Stored items:
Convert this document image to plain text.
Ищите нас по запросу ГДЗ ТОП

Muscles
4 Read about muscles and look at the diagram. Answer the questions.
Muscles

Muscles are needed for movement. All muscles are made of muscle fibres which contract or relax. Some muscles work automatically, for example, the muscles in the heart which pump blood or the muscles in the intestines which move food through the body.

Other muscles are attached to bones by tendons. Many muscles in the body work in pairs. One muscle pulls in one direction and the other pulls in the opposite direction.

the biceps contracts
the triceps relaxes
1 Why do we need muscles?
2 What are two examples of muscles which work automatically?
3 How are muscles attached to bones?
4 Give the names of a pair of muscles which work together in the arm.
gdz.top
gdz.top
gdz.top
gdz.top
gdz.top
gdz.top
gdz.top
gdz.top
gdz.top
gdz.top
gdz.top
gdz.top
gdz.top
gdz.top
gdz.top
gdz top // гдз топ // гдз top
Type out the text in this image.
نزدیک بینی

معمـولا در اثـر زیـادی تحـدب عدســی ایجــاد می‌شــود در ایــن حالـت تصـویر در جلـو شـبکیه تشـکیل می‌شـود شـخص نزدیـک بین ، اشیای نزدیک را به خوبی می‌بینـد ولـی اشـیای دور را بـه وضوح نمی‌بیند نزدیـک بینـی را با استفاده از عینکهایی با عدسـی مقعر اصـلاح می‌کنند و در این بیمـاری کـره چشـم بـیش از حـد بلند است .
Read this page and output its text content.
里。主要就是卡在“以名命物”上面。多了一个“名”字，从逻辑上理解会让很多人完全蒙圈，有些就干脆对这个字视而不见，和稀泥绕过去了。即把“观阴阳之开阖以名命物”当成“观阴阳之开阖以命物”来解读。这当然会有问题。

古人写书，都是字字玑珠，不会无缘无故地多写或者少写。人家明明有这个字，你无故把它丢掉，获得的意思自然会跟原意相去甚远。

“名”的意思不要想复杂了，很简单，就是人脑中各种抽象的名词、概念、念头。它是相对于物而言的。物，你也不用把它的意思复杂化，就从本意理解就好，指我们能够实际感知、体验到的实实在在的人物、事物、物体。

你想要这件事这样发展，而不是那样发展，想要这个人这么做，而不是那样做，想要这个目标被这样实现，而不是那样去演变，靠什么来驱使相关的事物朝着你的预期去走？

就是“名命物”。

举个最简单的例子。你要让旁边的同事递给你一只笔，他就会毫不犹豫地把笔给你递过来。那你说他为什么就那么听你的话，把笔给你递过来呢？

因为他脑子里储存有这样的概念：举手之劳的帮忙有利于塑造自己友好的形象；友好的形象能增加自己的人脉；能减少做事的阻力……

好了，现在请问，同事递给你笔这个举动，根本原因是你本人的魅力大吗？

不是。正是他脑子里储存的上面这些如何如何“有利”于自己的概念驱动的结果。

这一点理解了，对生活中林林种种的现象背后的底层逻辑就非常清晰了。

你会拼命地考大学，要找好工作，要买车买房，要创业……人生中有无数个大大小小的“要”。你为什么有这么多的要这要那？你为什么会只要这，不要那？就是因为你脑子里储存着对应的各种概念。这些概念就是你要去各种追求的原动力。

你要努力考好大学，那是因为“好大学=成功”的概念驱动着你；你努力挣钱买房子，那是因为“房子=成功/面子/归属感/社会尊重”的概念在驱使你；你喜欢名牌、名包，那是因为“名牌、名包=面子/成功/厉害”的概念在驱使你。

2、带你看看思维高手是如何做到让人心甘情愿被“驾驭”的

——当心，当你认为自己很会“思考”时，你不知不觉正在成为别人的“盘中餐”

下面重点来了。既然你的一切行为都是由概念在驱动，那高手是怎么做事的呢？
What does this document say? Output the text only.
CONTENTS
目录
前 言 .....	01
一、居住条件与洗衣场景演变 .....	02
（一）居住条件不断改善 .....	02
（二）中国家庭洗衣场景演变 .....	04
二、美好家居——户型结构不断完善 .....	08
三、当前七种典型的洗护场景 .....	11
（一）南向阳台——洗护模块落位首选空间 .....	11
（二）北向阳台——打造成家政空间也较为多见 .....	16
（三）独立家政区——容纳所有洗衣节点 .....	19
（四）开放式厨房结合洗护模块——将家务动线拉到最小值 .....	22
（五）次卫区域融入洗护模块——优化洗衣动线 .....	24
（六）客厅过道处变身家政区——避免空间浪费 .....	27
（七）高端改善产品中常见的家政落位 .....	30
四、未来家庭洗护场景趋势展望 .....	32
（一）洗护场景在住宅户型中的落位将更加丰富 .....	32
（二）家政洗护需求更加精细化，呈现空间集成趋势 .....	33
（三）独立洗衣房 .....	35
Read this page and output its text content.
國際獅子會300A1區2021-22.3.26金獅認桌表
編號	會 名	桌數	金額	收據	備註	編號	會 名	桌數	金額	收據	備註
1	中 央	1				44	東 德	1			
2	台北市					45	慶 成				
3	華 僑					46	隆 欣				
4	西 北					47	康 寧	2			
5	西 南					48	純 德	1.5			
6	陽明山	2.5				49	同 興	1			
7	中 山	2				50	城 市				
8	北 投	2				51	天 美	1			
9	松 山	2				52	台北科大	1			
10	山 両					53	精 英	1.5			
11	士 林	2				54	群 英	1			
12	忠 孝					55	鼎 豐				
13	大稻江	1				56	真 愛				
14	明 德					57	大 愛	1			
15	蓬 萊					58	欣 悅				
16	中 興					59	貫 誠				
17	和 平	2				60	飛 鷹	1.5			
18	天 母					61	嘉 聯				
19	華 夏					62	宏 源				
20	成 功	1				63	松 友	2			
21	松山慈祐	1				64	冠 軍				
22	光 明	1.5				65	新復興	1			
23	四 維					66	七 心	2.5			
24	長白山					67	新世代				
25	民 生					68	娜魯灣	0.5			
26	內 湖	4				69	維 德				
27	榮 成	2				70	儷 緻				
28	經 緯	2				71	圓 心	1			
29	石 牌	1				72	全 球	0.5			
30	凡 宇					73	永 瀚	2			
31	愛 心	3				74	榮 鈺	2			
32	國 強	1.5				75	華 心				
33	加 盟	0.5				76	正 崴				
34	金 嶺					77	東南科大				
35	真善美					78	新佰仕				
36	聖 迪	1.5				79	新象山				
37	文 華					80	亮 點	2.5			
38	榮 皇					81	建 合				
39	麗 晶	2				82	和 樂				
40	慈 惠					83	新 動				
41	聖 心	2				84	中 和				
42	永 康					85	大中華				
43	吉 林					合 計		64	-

Written problem
Copy out each record, keeping every word as it is.

Worked answer
Convert this document image to plain text.
Ищите нас по запросу ГДЗ ТОП

Muscles
4 Read about muscles and look at the diagram. Answer the questions.
Muscles

Muscles are needed for movement. All muscles are made of muscle fibres which contract or relax. Some muscles work automatically, for example, the muscles in the heart which pump blood or the muscles in the intestines which move food through the body.

Other muscles are attached to bones by tendons. Many muscles in the body work in pairs. One muscle pulls in one direction and the other pulls in the opposite direction.

the biceps contracts
the triceps relaxes
1 Why do we need muscles?
2 What are two examples of muscles which work automatically?
3 How are muscles attached to bones?
4 Give the names of a pair of muscles which work together in the arm.
gdz.top
gdz.top
gdz.top
gdz.top
gdz.top
gdz.top
gdz.top
gdz.top
gdz.top
gdz.top
gdz.top
gdz.top
gdz.top
gdz.top
gdz.top
gdz top // гдз топ // гдз top
Type out the text in this image.
نزدیک بینی

معمـولا در اثـر زیـادی تحـدب عدســی ایجــاد می‌شــود در ایــن حالـت تصـویر در جلـو شـبکیه تشـکیل می‌شـود شـخص نزدیـک بین ، اشیای نزدیک را به خوبی می‌بینـد ولـی اشـیای دور را بـه وضوح نمی‌بیند نزدیـک بینـی را با استفاده از عینکهایی با عدسـی مقعر اصـلاح می‌کنند و در این بیمـاری کـره چشـم بـیش از حـد بلند است .
Read this page and output its text content.
里。主要就是卡在“以名命物”上面。多了一个“名”字，从逻辑上理解会让很多人完全蒙圈，有些就干脆对这个字视而不见，和稀泥绕过去了。即把“观阴阳之开阖以名命物”当成“观阴阳之开阖以命物”来解读。这当然会有问题。

古人写书，都是字字玑珠，不会无缘无故地多写或者少写。人家明明有这个字，你无故把它丢掉，获得的意思自然会跟原意相去甚远。

“名”的意思不要想复杂了，很简单，就是人脑中各种抽象的名词、概念、念头。它是相对于物而言的。物，你也不用把它的意思复杂化，就从本意理解就好，指我们能够实际感知、体验到的实实在在的人物、事物、物体。

你想要这件事这样发展，而不是那样发展，想要这个人这么做，而不是那样做，想要这个目标被这样实现，而不是那样去演变，靠什么来驱使相关的事物朝着你的预期去走？

就是“名命物”。

举个最简单的例子。你要让旁边的同事递给你一只笔，他就会毫不犹豫地把笔给你递过来。那你说他为什么就那么听你的话，把笔给你递过来呢？

因为他脑子里储存有这样的概念：举手之劳的帮忙有利于塑造自己友好的形象；友好的形象能增加自己的人脉；能减少做事的阻力……

好了，现在请问，同事递给你笔这个举动，根本原因是你本人的魅力大吗？

不是。正是他脑子里储存的上面这些如何如何“有利”于自己的概念驱动的结果。

这一点理解了，对生活中林林种种的现象背后的底层逻辑就非常清晰了。

你会拼命地考大学，要找好工作，要买车买房，要创业……人生中有无数个大大小小的“要”。你为什么有这么多的要这要那？你为什么会只要这，不要那？就是因为你脑子里储存着对应的各种概念。这些概念就是你要去各种追求的原动力。

你要努力考好大学，那是因为“好大学=成功”的概念驱动着你；你努力挣钱买房子，那是因为“房子=成功/面子/归属感/社会尊重”的概念在驱使你；你喜欢名牌、名包，那是因为“名牌、名包=面子/成功/厉害”的概念在驱使你。

2、带你看看思维高手是如何做到让人心甘情愿被“驾驭”的

——当心，当你认为自己很会“思考”时，你不知不觉正在成为别人的“盘中餐”

下面重点来了。既然你的一切行为都是由概念在驱动，那高手是怎么做事的呢？
What does this document say? Output the text only.
CONTENTS
目录
前 言 .....	01
一、居住条件与洗衣场景演变 .....	02
（一）居住条件不断改善 .....	02
（二）中国家庭洗衣场景演变 .....	04
二、美好家居——户型结构不断完善 .....	08
三、当前七种典型的洗护场景 .....	11
（一）南向阳台——洗护模块落位首选空间 .....	11
（二）北向阳台——打造成家政空间也较为多见 .....	16
（三）独立家政区——容纳所有洗衣节点 .....	19
（四）开放式厨房结合洗护模块——将家务动线拉到最小值 .....	22
（五）次卫区域融入洗护模块——优化洗衣动线 .....	24
（六）客厅过道处变身家政区——避免空间浪费 .....	27
（七）高端改善产品中常见的家政落位 .....	30
四、未来家庭洗护场景趋势展望 .....	32
（一）洗护场景在住宅户型中的落位将更加丰富 .....	32
（二）家政洗护需求更加精细化，呈现空间集成趋势 .....	33
（三）独立洗衣房 .....	35
Read this page and output its text content.
國際獅子會300A1區2021-22.3.26金獅認桌表
編號	會 名	桌數	金額	收據	備註	編號	會 名	桌數	金額	收據	備註
1	中 央	1				44	東 德	1			
2	台北市					45	慶 成				
3	華 僑					46	隆 欣				
4	西 北					47	康 寧	2			
5	西 南					48	純 德	1.5			
6	陽明山	2.5				49	同 興	1			
7	中 山	2				50	城 市				
8	北 投	2				51	天 美	1			
9	松 山	2				52	台北科大	1			
10	山 両					53	精 英	1.5			
11	士 林	2				54	群 英	1			
12	忠 孝					55	鼎 豐				
13	大稻江	1				56	真 愛				
14	明 德					57	大 愛	1			
15	蓬 萊					58	欣 悅				
16	中 興					59	貫 誠				
17	和 平	2				60	飛 鷹	1.5			
18	天 母					61	嘉 聯				
19	華 夏					62	宏 源				
20	成 功	1				63	松 友	2			
21	松山慈祐	1				64	冠 軍				
22	光 明	1.5				65	新復興	1			
23	四 維					66	七 心	2.5			
24	長白山					67	新世代				
25	民 生					68	娜魯灣	0.5			
26	內 湖	4				69	維 德				
27	榮 成	2				70	儷 緻				
28	經 緯	2				71	圓 心	1			
29	石 牌	1				72	全 球	0.5			
30	凡 宇					73	永 瀚	2			
31	愛 心	3				74	榮 鈺	2			
32	國 強	1.5				75	華 心				
33	加 盟	0.5				76	正 崴				
34	金 嶺					77	東南科大				
35	真善美					78	新佰仕				
36	聖 迪	1.5				79	新象山				
37	文 華					80	亮 點	2.5			
38	榮 皇					81	建 合				
39	麗 晶	2				82	和 樂				
40	慈 惠					83	新 動				
41	聖 心	2				84	中 和				
42	永 康					85	大中華				
43	吉 林					合 計		64	-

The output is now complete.